Exercise task:
Copy only what runs from the line containing "Enumerate this screenshot's" to the last line, both included, keeping it exact and omitting pictures.

─── Data to process

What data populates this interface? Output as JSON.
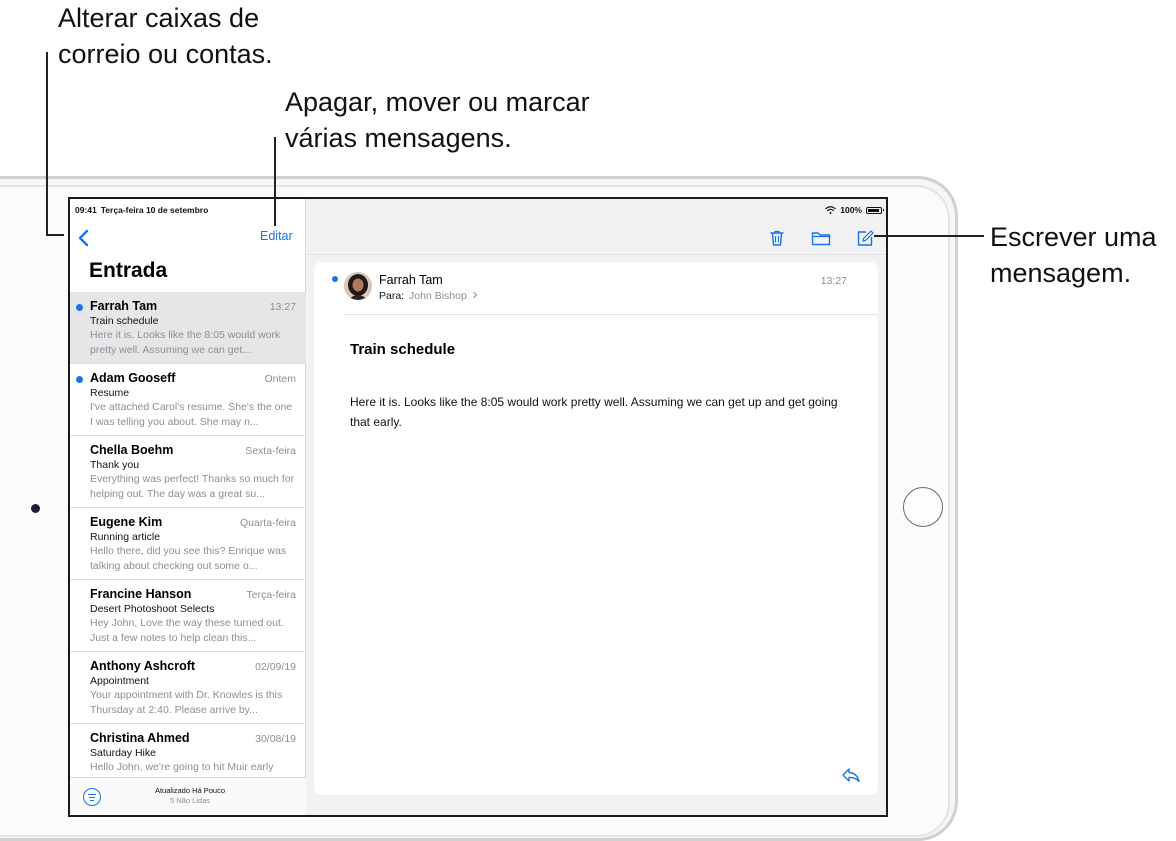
{
  "callouts": {
    "mailboxes": "Alterar caixas de\ncorreio ou contas.",
    "edit": "Apagar, mover ou marcar\nvárias mensagens.",
    "compose": "Escrever uma\nmensagem."
  },
  "status_bar": {
    "time": "09:41",
    "date": "Terça-feira 10 de setembro",
    "battery": "100%"
  },
  "sidebar": {
    "edit_label": "Editar",
    "title": "Entrada",
    "mails": [
      {
        "sender": "Farrah Tam",
        "date": "13:27",
        "subject": "Train schedule",
        "preview": "Here it is. Looks like the 8:05 would work pretty well. Assuming we can get...",
        "unread": true,
        "selected": true
      },
      {
        "sender": "Adam Gooseff",
        "date": "Ontem",
        "subject": "Resume",
        "preview": "I've attached Carol's resume. She's the one I was telling you about. She may n...",
        "unread": true,
        "selected": false
      },
      {
        "sender": "Chella Boehm",
        "date": "Sexta-feira",
        "subject": "Thank you",
        "preview": "Everything was perfect! Thanks so much for helping out. The day was a great su...",
        "unread": false,
        "selected": false
      },
      {
        "sender": "Eugene Kim",
        "date": "Quarta-feira",
        "subject": "Running article",
        "preview": "Hello there, did you see this? Enrique was talking about checking out some o...",
        "unread": false,
        "selected": false
      },
      {
        "sender": "Francine Hanson",
        "date": "Terça-feira",
        "subject": "Desert Photoshoot Selects",
        "preview": "Hey John, Love the way these turned out. Just a few notes to help clean this...",
        "unread": false,
        "selected": false
      },
      {
        "sender": "Anthony Ashcroft",
        "date": "02/09/19",
        "subject": "Appointment",
        "preview": "Your appointment with Dr. Knowles is this Thursday at 2:40. Please arrive by...",
        "unread": false,
        "selected": false
      },
      {
        "sender": "Christina Ahmed",
        "date": "30/08/19",
        "subject": "Saturday Hike",
        "preview": "Hello John, we're going to hit Muir early",
        "unread": false,
        "selected": false
      }
    ],
    "footer": {
      "line1": "Atualizado Há Pouco",
      "line2": "5 Não Lidas"
    }
  },
  "message": {
    "from": "Farrah Tam",
    "to_label": "Para:",
    "to_name": "John Bishop",
    "time": "13:27",
    "subject": "Train schedule",
    "body": "Here it is. Looks like the 8:05 would work pretty well. Assuming we can get up and get going that early."
  },
  "icons": {
    "back": "chevron-left-icon",
    "trash": "trash-icon",
    "folder": "folder-icon",
    "compose": "compose-icon",
    "reply": "reply-icon",
    "filter": "filter-icon",
    "wifi": "wifi-icon",
    "battery": "battery-icon"
  },
  "colors": {
    "accent": "#1a73e8",
    "unread_dot": "#1a73e8",
    "secondary_text": "#8e8e93",
    "selected_row": "#e6e6e9"
  }
}
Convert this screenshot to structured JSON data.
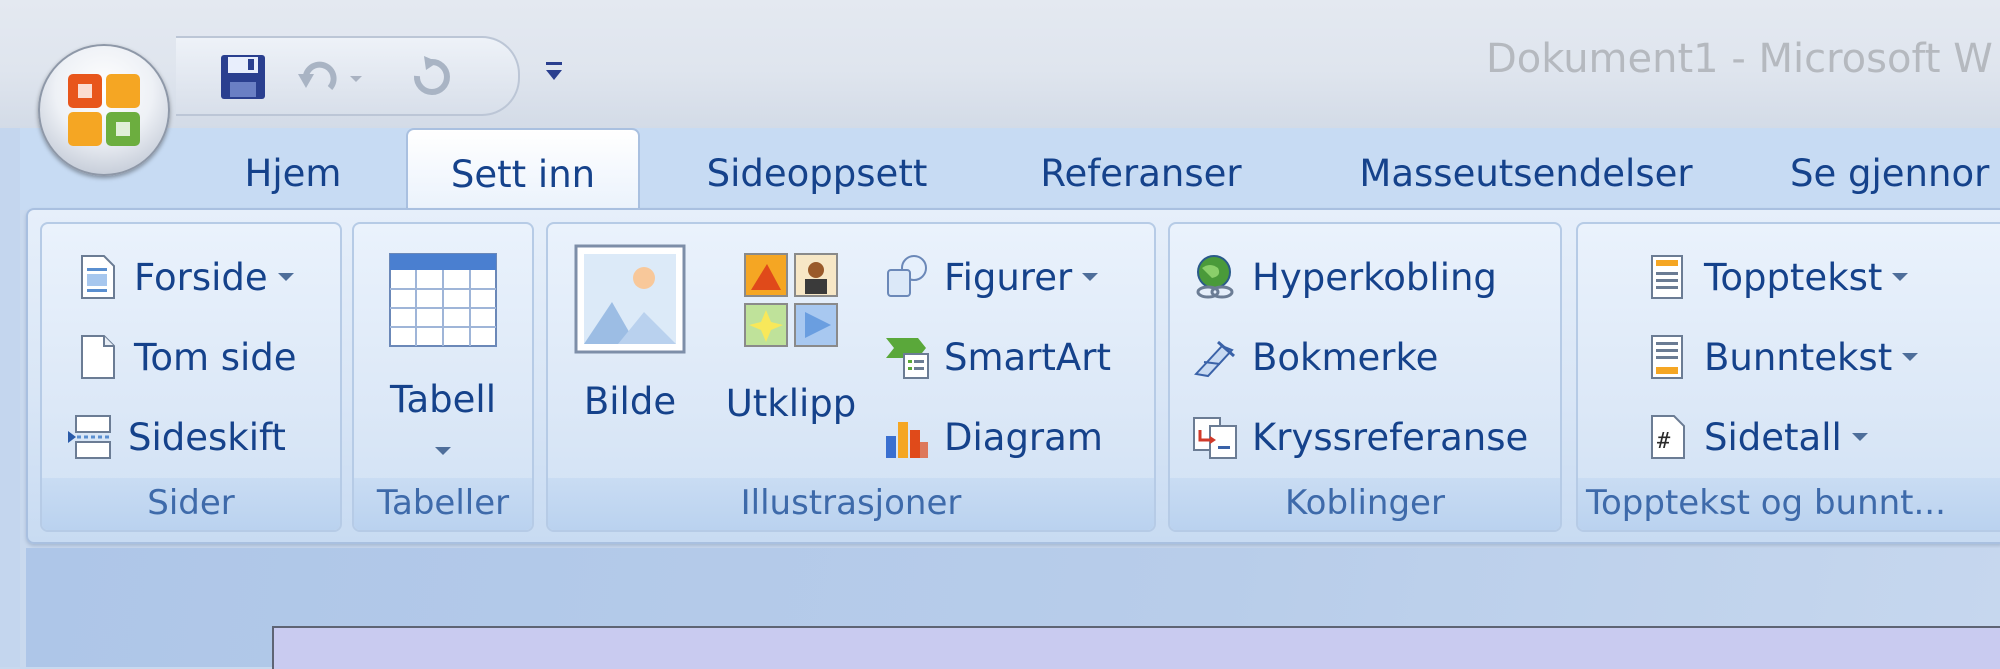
{
  "window": {
    "title": "Dokument1 - Microsoft W"
  },
  "quick_access": {
    "save_icon": "save-icon",
    "undo_icon": "undo-icon",
    "redo_icon": "redo-icon",
    "customize_icon": "customize-qat-icon"
  },
  "tabs": [
    {
      "label": "Hjem",
      "active": false
    },
    {
      "label": "Sett inn",
      "active": true
    },
    {
      "label": "Sideoppsett",
      "active": false
    },
    {
      "label": "Referanser",
      "active": false
    },
    {
      "label": "Masseutsendelser",
      "active": false
    },
    {
      "label": "Se gjennor",
      "active": false
    }
  ],
  "groups": {
    "sider": {
      "label": "Sider",
      "items": [
        {
          "label": "Forside",
          "icon": "cover-page-icon",
          "dropdown": true
        },
        {
          "label": "Tom side",
          "icon": "blank-page-icon",
          "dropdown": false
        },
        {
          "label": "Sideskift",
          "icon": "page-break-icon",
          "dropdown": false
        }
      ]
    },
    "tabeller": {
      "label": "Tabeller",
      "items": [
        {
          "label": "Tabell",
          "icon": "table-icon",
          "dropdown": true
        }
      ]
    },
    "illustrasjoner": {
      "label": "Illustrasjoner",
      "big": [
        {
          "label": "Bilde",
          "icon": "picture-icon"
        },
        {
          "label": "Utklipp",
          "icon": "clipart-icon"
        }
      ],
      "small": [
        {
          "label": "Figurer",
          "icon": "shapes-icon",
          "dropdown": true
        },
        {
          "label": "SmartArt",
          "icon": "smartart-icon",
          "dropdown": false
        },
        {
          "label": "Diagram",
          "icon": "chart-icon",
          "dropdown": false
        }
      ]
    },
    "koblinger": {
      "label": "Koblinger",
      "items": [
        {
          "label": "Hyperkobling",
          "icon": "hyperlink-icon"
        },
        {
          "label": "Bokmerke",
          "icon": "bookmark-icon"
        },
        {
          "label": "Kryssreferanse",
          "icon": "cross-reference-icon"
        }
      ]
    },
    "topptekst": {
      "label": "Topptekst og bunnt...",
      "items": [
        {
          "label": "Topptekst",
          "icon": "header-icon",
          "dropdown": true
        },
        {
          "label": "Bunntekst",
          "icon": "footer-icon",
          "dropdown": true
        },
        {
          "label": "Sidetall",
          "icon": "page-number-icon",
          "dropdown": true
        }
      ]
    }
  },
  "colors": {
    "accent_text": "#15428b",
    "group_label": "#3e6aaa",
    "ribbon_bg": "#dce8f7"
  }
}
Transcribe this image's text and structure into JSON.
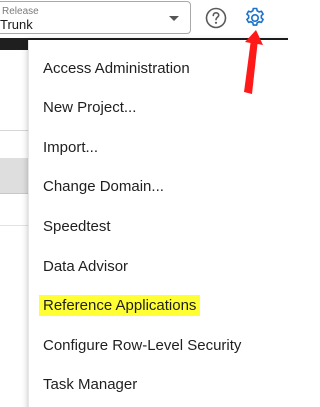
{
  "header": {
    "select_label": "Release",
    "select_value": "Trunk"
  },
  "menu": {
    "items": [
      {
        "label": "Access Administration"
      },
      {
        "label": "New Project..."
      },
      {
        "label": "Import..."
      },
      {
        "label": "Change Domain..."
      },
      {
        "label": "Speedtest"
      },
      {
        "label": "Data Advisor"
      },
      {
        "label": "Reference Applications",
        "highlighted": true
      },
      {
        "label": "Configure Row-Level Security"
      },
      {
        "label": "Task Manager"
      }
    ]
  },
  "colors": {
    "accent": "#1a73c9",
    "highlight": "#ffff33",
    "annotation_arrow": "#ff1a1a",
    "toolbar_strip": "#1f1f1f"
  },
  "icons": {
    "select_caret": "chevron-down-icon",
    "help": "help-icon",
    "settings": "gear-icon",
    "annotation": "red-arrow"
  }
}
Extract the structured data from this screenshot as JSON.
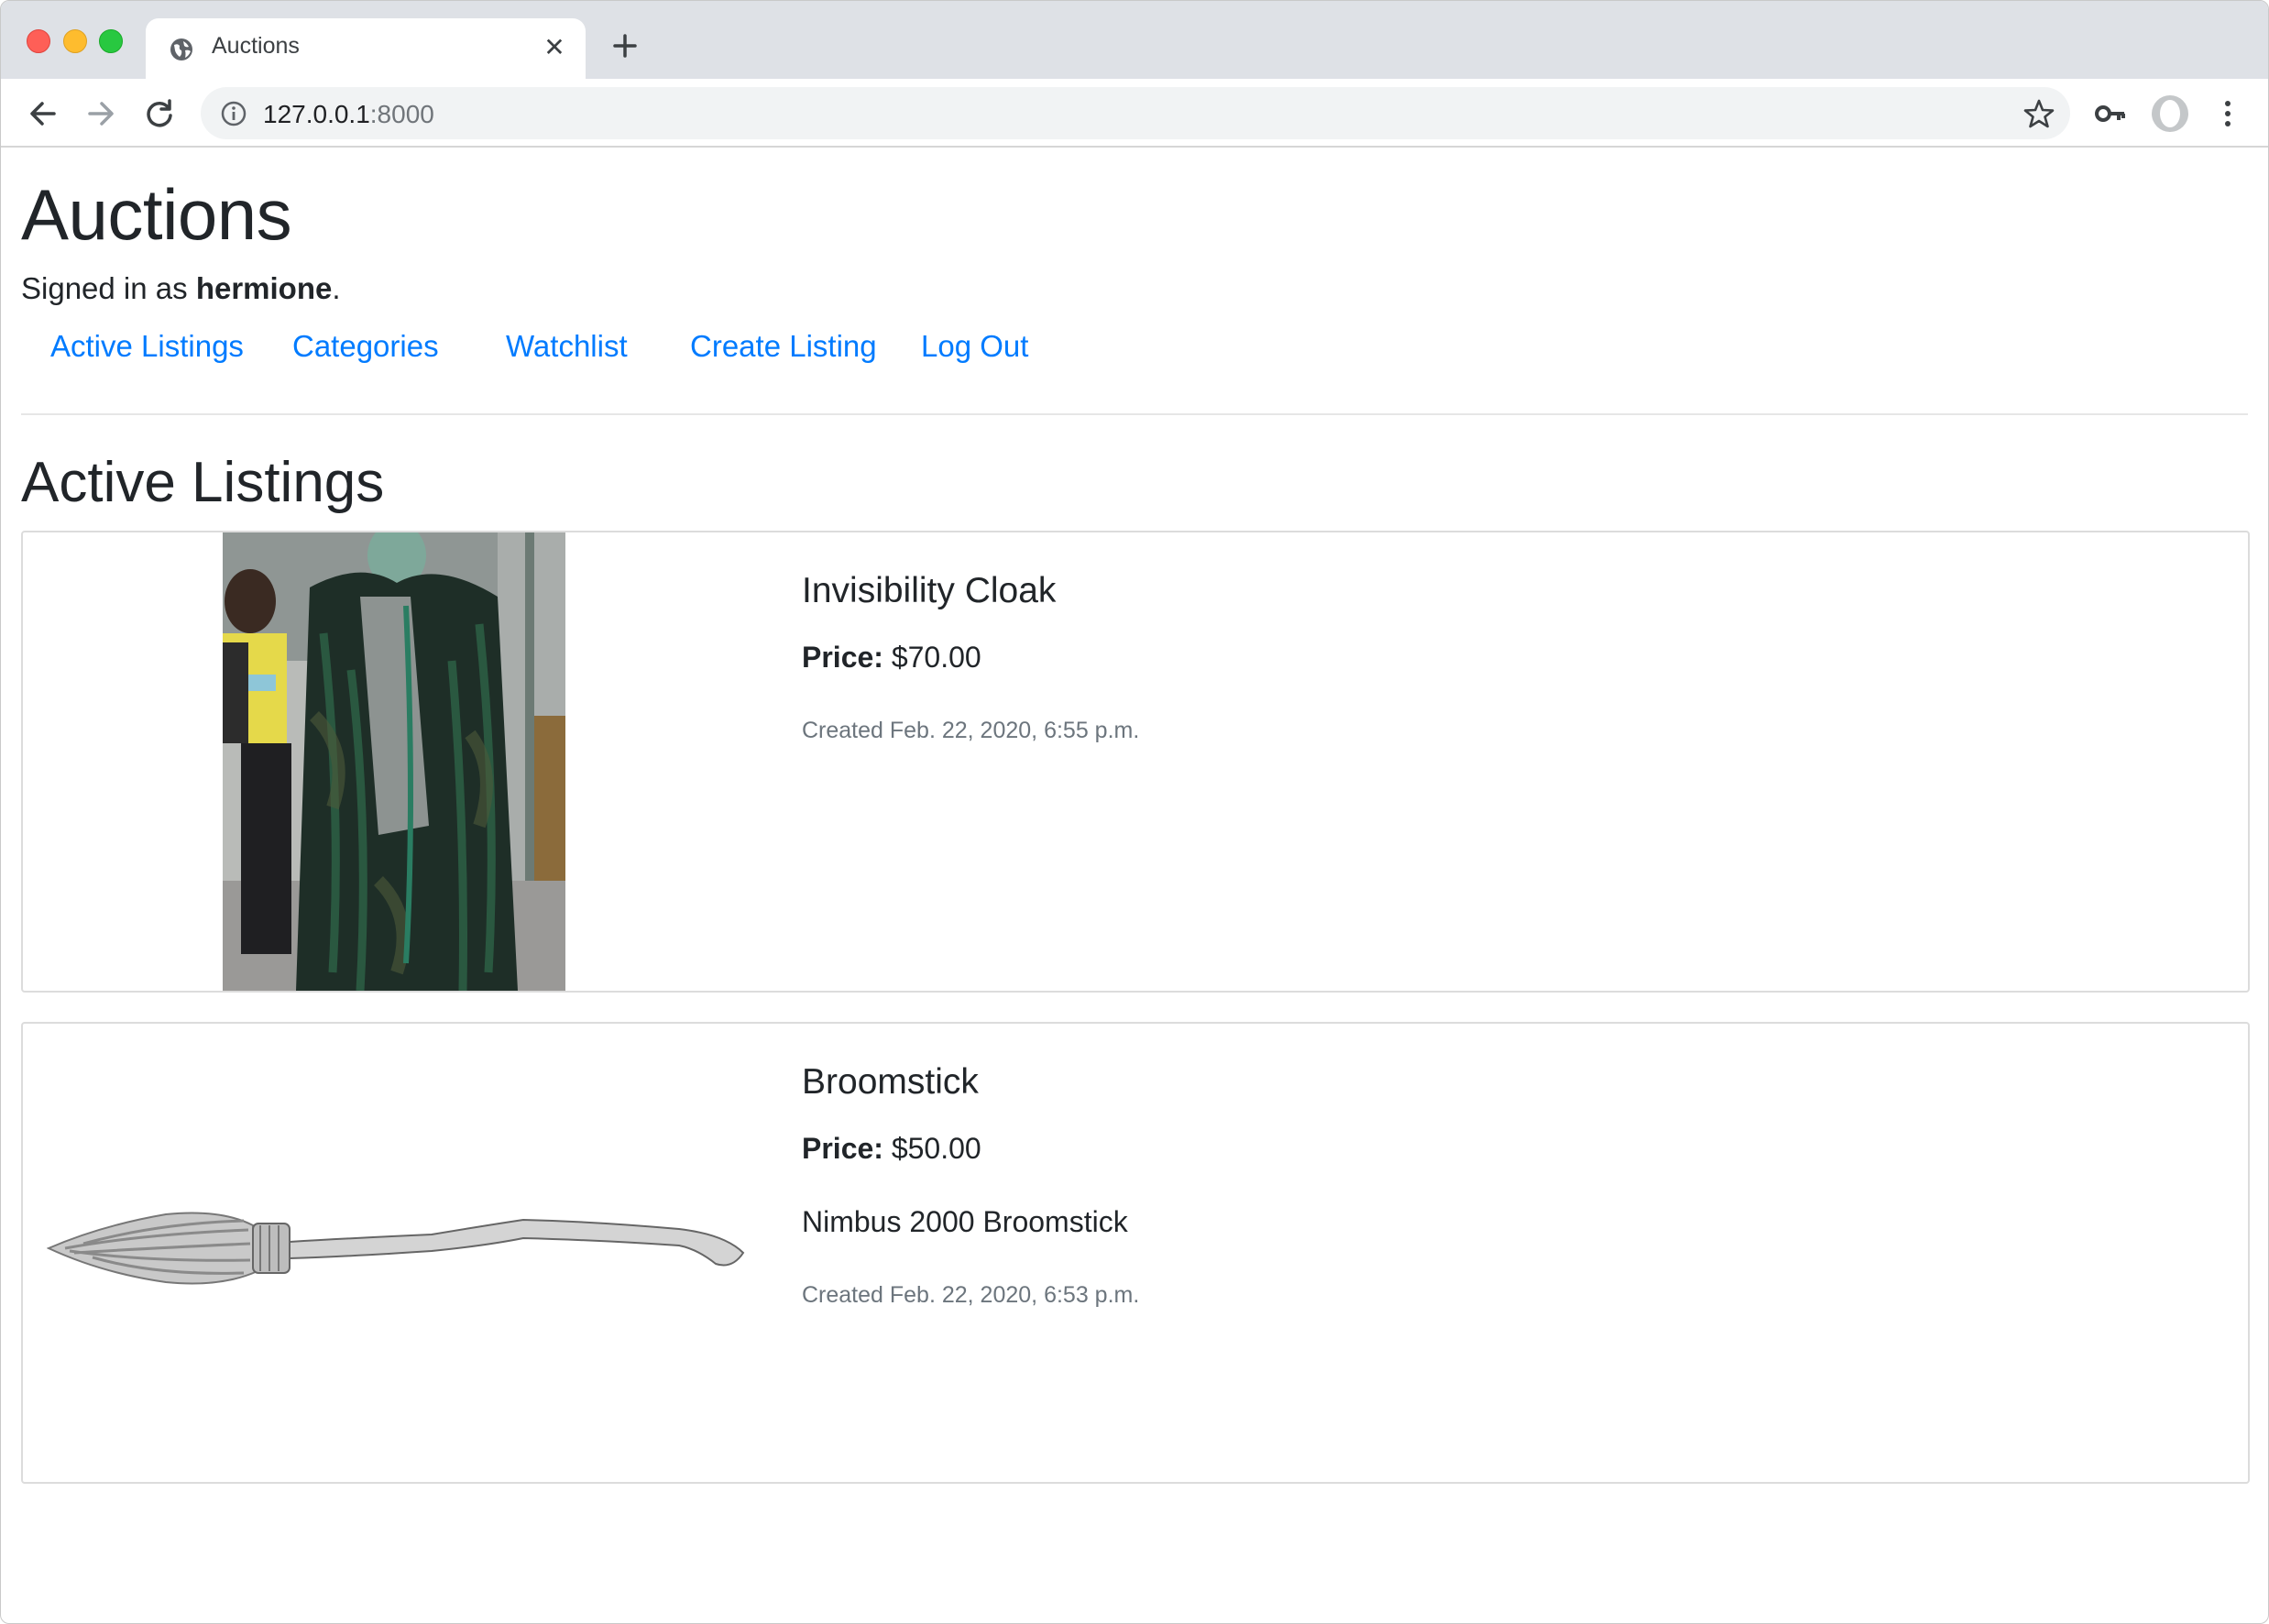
{
  "browser": {
    "tab_title": "Auctions",
    "url_host": "127.0.0.1",
    "url_port": ":8000"
  },
  "page": {
    "site_title": "Auctions",
    "signed_in_prefix": "Signed in as ",
    "username": "hermione",
    "signed_in_suffix": ".",
    "nav": {
      "active_listings": "Active Listings",
      "categories": "Categories",
      "watchlist": "Watchlist",
      "create_listing": "Create Listing",
      "log_out": "Log Out"
    },
    "section_title": "Active Listings",
    "listings": [
      {
        "title": "Invisibility Cloak",
        "price_label": "Price:",
        "price": "$70.00",
        "description": "",
        "created": "Created Feb. 22, 2020, 6:55 p.m."
      },
      {
        "title": "Broomstick",
        "price_label": "Price:",
        "price": "$50.00",
        "description": "Nimbus 2000 Broomstick",
        "created": "Created Feb. 22, 2020, 6:53 p.m."
      }
    ]
  },
  "colors": {
    "link": "#007bff",
    "muted": "#6c757d",
    "text": "#212529"
  },
  "icons": [
    "globe-icon",
    "close-icon",
    "plus-icon",
    "back-arrow-icon",
    "forward-arrow-icon",
    "reload-icon",
    "info-icon",
    "star-icon",
    "key-icon",
    "profile-icon",
    "more-vert-icon"
  ]
}
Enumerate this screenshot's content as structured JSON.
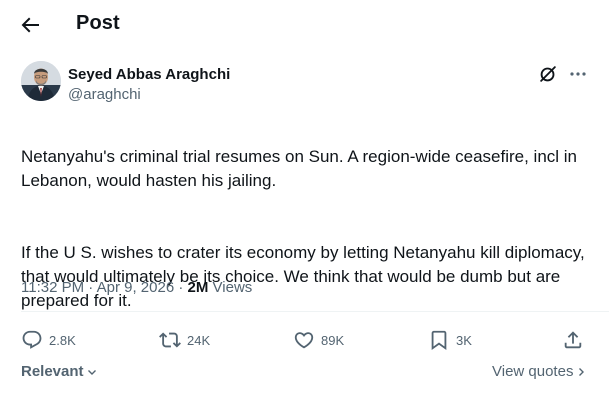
{
  "header": {
    "title": "Post"
  },
  "post": {
    "author_name": "Seyed Abbas Araghchi",
    "author_handle": "@araghchi",
    "paragraphs": [
      "Netanyahu's criminal trial resumes on Sun. A region-wide ceasefire, incl in Lebanon, would hasten his jailing.",
      "If the U S. wishes to crater its economy by letting Netanyahu kill diplomacy, that would ultimately be its choice. We think that would be dumb but are prepared for it."
    ],
    "time": "11:32 PM",
    "date": "Apr 9, 2026",
    "views_count": "2M",
    "views_label": "Views"
  },
  "actions": {
    "replies": "2.8K",
    "reposts": "24K",
    "likes": "89K",
    "bookmarks": "3K"
  },
  "footer": {
    "sort_label": "Relevant",
    "view_quotes_label": "View quotes"
  },
  "colors": {
    "text": "#0f1419",
    "secondary": "#536471",
    "divider": "#eff3f4"
  },
  "icons": [
    "back-arrow-icon",
    "grok-icon",
    "more-icon",
    "reply-icon",
    "repost-icon",
    "like-icon",
    "bookmark-icon",
    "share-icon",
    "chevron-down-icon",
    "chevron-right-icon"
  ]
}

──────

Task answer:
Enumerate this screenshot's content as structured JSON.
{
  "header": {
    "title": "Post"
  },
  "post": {
    "author_name": "Seyed Abbas Araghchi",
    "author_handle": "@araghchi",
    "paragraphs": [
      "Netanyahu's criminal trial resumes on Sun. A region-wide ceasefire, incl in Lebanon, would hasten his jailing.",
      "If the U S. wishes to crater its economy by letting Netanyahu kill diplomacy, that would ultimately be its choice. We think that would be dumb but are prepared for it."
    ],
    "time": "11:32 PM",
    "date": "Apr 9, 2026",
    "views_count": "2M",
    "views_label": "Views"
  },
  "actions": {
    "replies": "2.8K",
    "reposts": "24K",
    "likes": "89K",
    "bookmarks": "3K"
  },
  "footer": {
    "sort_label": "Relevant",
    "view_quotes_label": "View quotes"
  },
  "colors": {
    "text": "#0f1419",
    "secondary": "#536471",
    "divider": "#eff3f4"
  },
  "icons": [
    "back-arrow-icon",
    "grok-icon",
    "more-icon",
    "reply-icon",
    "repost-icon",
    "like-icon",
    "bookmark-icon",
    "share-icon",
    "chevron-down-icon",
    "chevron-right-icon"
  ]
}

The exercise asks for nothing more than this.